++++ Provided records
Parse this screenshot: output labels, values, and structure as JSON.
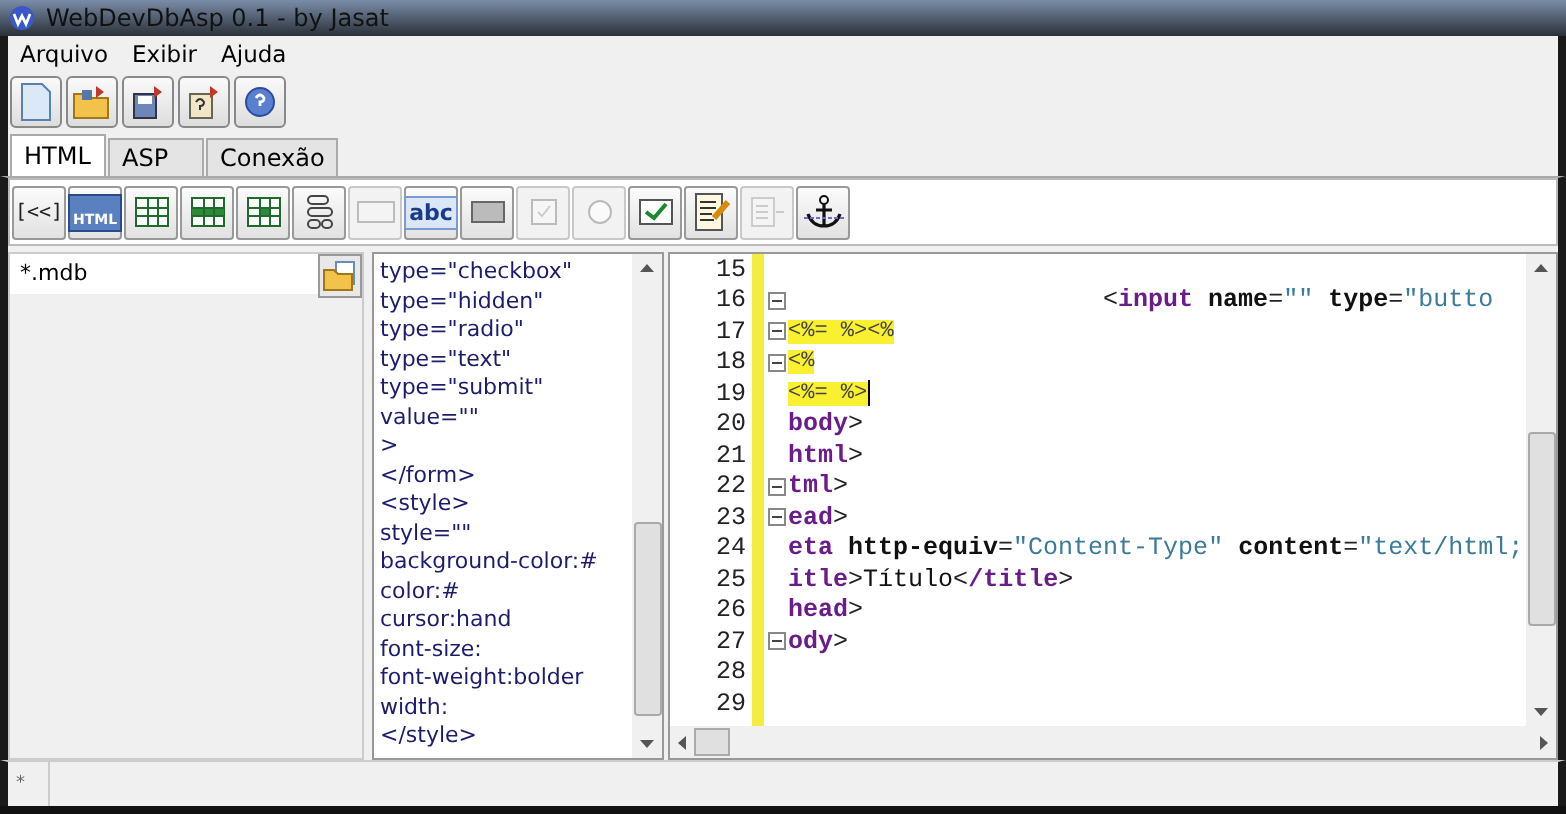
{
  "window": {
    "title": "WebDevDbAsp 0.1 - by Jasat"
  },
  "menu": [
    "Arquivo",
    "Exibir",
    "Ajuda"
  ],
  "toolbar": [
    {
      "kind": "new"
    },
    {
      "kind": "open"
    },
    {
      "kind": "save"
    },
    {
      "kind": "unknown"
    },
    {
      "kind": "help"
    }
  ],
  "tabs": [
    {
      "label": "HTML",
      "selected": true
    },
    {
      "label": "ASP",
      "selected": false
    },
    {
      "label": "Conexão",
      "selected": false
    }
  ],
  "components": [
    {
      "kind": "back",
      "label": "[<<]",
      "disabled": false
    },
    {
      "kind": "html",
      "label": "HTML",
      "disabled": false
    },
    {
      "kind": "table",
      "disabled": false
    },
    {
      "kind": "table-row",
      "disabled": false
    },
    {
      "kind": "table-cell",
      "disabled": false
    },
    {
      "kind": "rows",
      "disabled": false
    },
    {
      "kind": "textbox",
      "disabled": true
    },
    {
      "kind": "label",
      "label": "abc",
      "disabled": false
    },
    {
      "kind": "button",
      "disabled": false
    },
    {
      "kind": "checkbox",
      "disabled": true
    },
    {
      "kind": "radio",
      "disabled": true
    },
    {
      "kind": "check",
      "disabled": false
    },
    {
      "kind": "notepad",
      "disabled": false
    },
    {
      "kind": "list",
      "disabled": true
    },
    {
      "kind": "anchor",
      "disabled": false
    }
  ],
  "database": {
    "value": "*.mdb"
  },
  "snippets": [
    "type=\"checkbox\"",
    "type=\"hidden\"",
    "type=\"radio\"",
    "type=\"text\"",
    "type=\"submit\"",
    "value=\"\"",
    ">",
    "</form>",
    "<style>",
    "style=\"\"",
    "background-color:#",
    "color:#",
    "cursor:hand",
    "font-size:",
    "font-weight:bolder",
    "width:",
    "</style>"
  ],
  "editor": {
    "lines": [
      {
        "number": "15",
        "fold": false,
        "caret": false
      },
      {
        "number": "16",
        "fold": true,
        "caret": false,
        "segments": [
          {
            "kind": "punct",
            "text": "                     <"
          },
          {
            "kind": "tag",
            "text": "input"
          },
          {
            "kind": "attr",
            "text": " name"
          },
          {
            "kind": "punct",
            "text": "="
          },
          {
            "kind": "str",
            "text": "\"\""
          },
          {
            "kind": "attr",
            "text": " type"
          },
          {
            "kind": "punct",
            "text": "="
          },
          {
            "kind": "str",
            "text": "\"butto"
          }
        ]
      },
      {
        "number": "17",
        "fold": true,
        "caret": false,
        "segments": [
          {
            "kind": "asp",
            "text": "<%= %><%"
          }
        ]
      },
      {
        "number": "18",
        "fold": true,
        "caret": false,
        "segments": [
          {
            "kind": "asp",
            "text": "<%"
          }
        ]
      },
      {
        "number": "19",
        "fold": false,
        "caret": true,
        "segments": [
          {
            "kind": "asp",
            "text": "<%= %>"
          }
        ]
      },
      {
        "number": "20",
        "fold": false,
        "caret": false,
        "segments": [
          {
            "kind": "tag",
            "text": "body"
          },
          {
            "kind": "punct",
            "text": ">"
          }
        ]
      },
      {
        "number": "21",
        "fold": false,
        "caret": false,
        "segments": [
          {
            "kind": "tag",
            "text": "html"
          },
          {
            "kind": "punct",
            "text": ">"
          }
        ]
      },
      {
        "number": "22",
        "fold": true,
        "caret": false,
        "segments": [
          {
            "kind": "tag",
            "text": "tml"
          },
          {
            "kind": "punct",
            "text": ">"
          }
        ]
      },
      {
        "number": "23",
        "fold": true,
        "caret": false,
        "segments": [
          {
            "kind": "tag",
            "text": "ead"
          },
          {
            "kind": "punct",
            "text": ">"
          }
        ]
      },
      {
        "number": "24",
        "fold": false,
        "caret": false,
        "segments": [
          {
            "kind": "tag",
            "text": "eta"
          },
          {
            "kind": "attr",
            "text": " http-equiv"
          },
          {
            "kind": "punct",
            "text": "="
          },
          {
            "kind": "str",
            "text": "\"Content-Type\""
          },
          {
            "kind": "attr",
            "text": " content"
          },
          {
            "kind": "punct",
            "text": "="
          },
          {
            "kind": "str",
            "text": "\"text/html;"
          }
        ]
      },
      {
        "number": "25",
        "fold": false,
        "caret": false,
        "segments": [
          {
            "kind": "tag",
            "text": "itle"
          },
          {
            "kind": "punct",
            "text": ">"
          },
          {
            "kind": "plain",
            "text": "Título"
          },
          {
            "kind": "punct",
            "text": "<"
          },
          {
            "kind": "tag",
            "text": "/title"
          },
          {
            "kind": "punct",
            "text": ">"
          }
        ]
      },
      {
        "number": "26",
        "fold": false,
        "caret": false,
        "segments": [
          {
            "kind": "tag",
            "text": "head"
          },
          {
            "kind": "punct",
            "text": ">"
          }
        ]
      },
      {
        "number": "27",
        "fold": true,
        "caret": false,
        "segments": [
          {
            "kind": "tag",
            "text": "ody"
          },
          {
            "kind": "punct",
            "text": ">"
          }
        ]
      },
      {
        "number": "28",
        "fold": false,
        "caret": false
      },
      {
        "number": "29",
        "fold": false,
        "caret": false
      }
    ]
  },
  "status_bar": [
    "*"
  ]
}
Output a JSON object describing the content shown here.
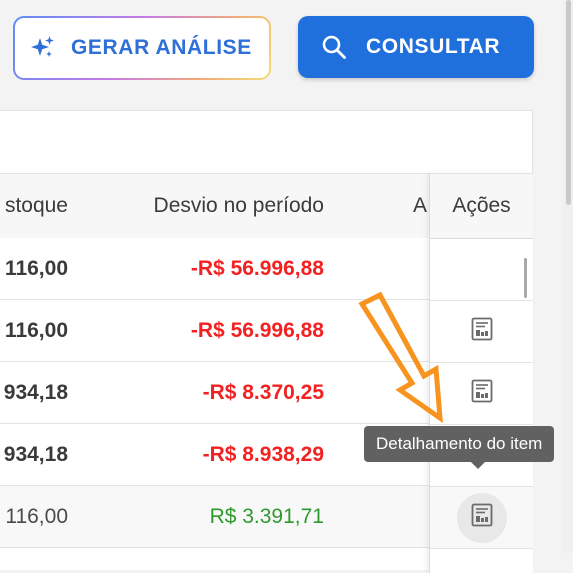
++++++++
» **To do**: Print out the material word for word, omitting the pictures.

» **The answer**:
Parse this screenshot: output labels, values, and structure as JSON.
{
  "window": {
    "title": "WebDevDbAsp 0.1 - by Jasat"
  },
  "menu": [
    "Arquivo",
    "Exibir",
    "Ajuda"
  ],
  "toolbar": [
    {
      "kind": "new"
    },
    {
      "kind": "open"
    },
    {
      "kind": "save"
    },
    {
      "kind": "unknown"
    },
    {
      "kind": "help"
    }
  ],
  "tabs": [
    {
      "label": "HTML",
      "selected": true
    },
    {
      "label": "ASP",
      "selected": false
    },
    {
      "label": "Conexão",
      "selected": false
    }
  ],
  "components": [
    {
      "kind": "back",
      "label": "[<<]",
      "disabled": false
    },
    {
      "kind": "html",
      "label": "HTML",
      "disabled": false
    },
    {
      "kind": "table",
      "disabled": false
    },
    {
      "kind": "table-row",
      "disabled": false
    },
    {
      "kind": "table-cell",
      "disabled": false
    },
    {
      "kind": "rows",
      "disabled": false
    },
    {
      "kind": "textbox",
      "disabled": true
    },
    {
      "kind": "label",
      "label": "abc",
      "disabled": false
    },
    {
      "kind": "button",
      "disabled": false
    },
    {
      "kind": "checkbox",
      "disabled": true
    },
    {
      "kind": "radio",
      "disabled": true
    },
    {
      "kind": "check",
      "disabled": false
    },
    {
      "kind": "notepad",
      "disabled": false
    },
    {
      "kind": "list",
      "disabled": true
    },
    {
      "kind": "anchor",
      "disabled": false
    }
  ],
  "database": {
    "value": "*.mdb"
  },
  "snippets": [
    "type=\"checkbox\"",
    "type=\"hidden\"",
    "type=\"radio\"",
    "type=\"text\"",
    "type=\"submit\"",
    "value=\"\"",
    ">",
    "</form>",
    "<style>",
    "style=\"\"",
    "background-color:#",
    "color:#",
    "cursor:hand",
    "font-size:",
    "font-weight:bolder",
    "width:",
    "</style>"
  ],
  "editor": {
    "lines": [
      {
        "number": "15",
        "fold": false,
        "caret": false
      },
      {
        "number": "16",
        "fold": true,
        "caret": false,
        "segments": [
          {
            "kind": "punct",
            "text": "                     <"
          },
          {
            "kind": "tag",
            "text": "input"
          },
          {
            "kind": "attr",
            "text": " name"
          },
          {
            "kind": "punct",
            "text": "="
          },
          {
            "kind": "str",
            "text": "\"\""
          },
          {
            "kind": "attr",
            "text": " type"
          },
          {
            "kind": "punct",
            "text": "="
          },
          {
            "kind": "str",
            "text": "\"butto"
          }
        ]
      },
      {
        "number": "17",
        "fold": true,
        "caret": false,
        "segments": [
          {
            "kind": "asp",
            "text": "<%= %><%"
          }
        ]
      },
      {
        "number": "18",
        "fold": true,
        "caret": false,
        "segments": [
          {
            "kind": "asp",
            "text": "<%"
          }
        ]
      },
      {
        "number": "19",
        "fold": false,
        "caret": true,
        "segments": [
          {
            "kind": "asp",
            "text": "<%= %>"
          }
        ]
      },
      {
        "number": "20",
        "fold": false,
        "caret": false,
        "segments": [
          {
            "kind": "tag",
            "text": "body"
          },
          {
            "kind": "punct",
            "text": ">"
          }
        ]
      },
      {
        "number": "21",
        "fold": false,
        "caret": false,
        "segments": [
          {
            "kind": "tag",
            "text": "html"
          },
          {
            "kind": "punct",
            "text": ">"
          }
        ]
      },
      {
        "number": "22",
        "fold": true,
        "caret": false,
        "segments": [
          {
            "kind": "tag",
            "text": "tml"
          },
          {
            "kind": "punct",
            "text": ">"
          }
        ]
      },
      {
        "number": "23",
        "fold": true,
        "caret": false,
        "segments": [
          {
            "kind": "tag",
            "text": "ead"
          },
          {
            "kind": "punct",
            "text": ">"
          }
        ]
      },
      {
        "number": "24",
        "fold": false,
        "caret": false,
        "segments": [
          {
            "kind": "tag",
            "text": "eta"
          },
          {
            "kind": "attr",
            "text": " http-equiv"
          },
          {
            "kind": "punct",
            "text": "="
          },
          {
            "kind": "str",
            "text": "\"Content-Type\""
          },
          {
            "kind": "attr",
            "text": " content"
          },
          {
            "kind": "punct",
            "text": "="
          },
          {
            "kind": "str",
            "text": "\"text/html;"
          }
        ]
      },
      {
        "number": "25",
        "fold": false,
        "caret": false,
        "segments": [
          {
            "kind": "tag",
            "text": "itle"
          },
          {
            "kind": "punct",
            "text": ">"
          },
          {
            "kind": "plain",
            "text": "Título"
          },
          {
            "kind": "punct",
            "text": "<"
          },
          {
            "kind": "tag",
            "text": "/title"
          },
          {
            "kind": "punct",
            "text": ">"
          }
        ]
      },
      {
        "number": "26",
        "fold": false,
        "caret": false,
        "segments": [
          {
            "kind": "tag",
            "text": "head"
          },
          {
            "kind": "punct",
            "text": ">"
          }
        ]
      },
      {
        "number": "27",
        "fold": true,
        "caret": false,
        "segments": [
          {
            "kind": "tag",
            "text": "ody"
          },
          {
            "kind": "punct",
            "text": ">"
          }
        ]
      },
      {
        "number": "28",
        "fold": false,
        "caret": false
      },
      {
        "number": "29",
        "fold": false,
        "caret": false
      }
    ]
  },
  "status_bar": [
    "*"
  ]
}
Output a JSON object describing the content shown here.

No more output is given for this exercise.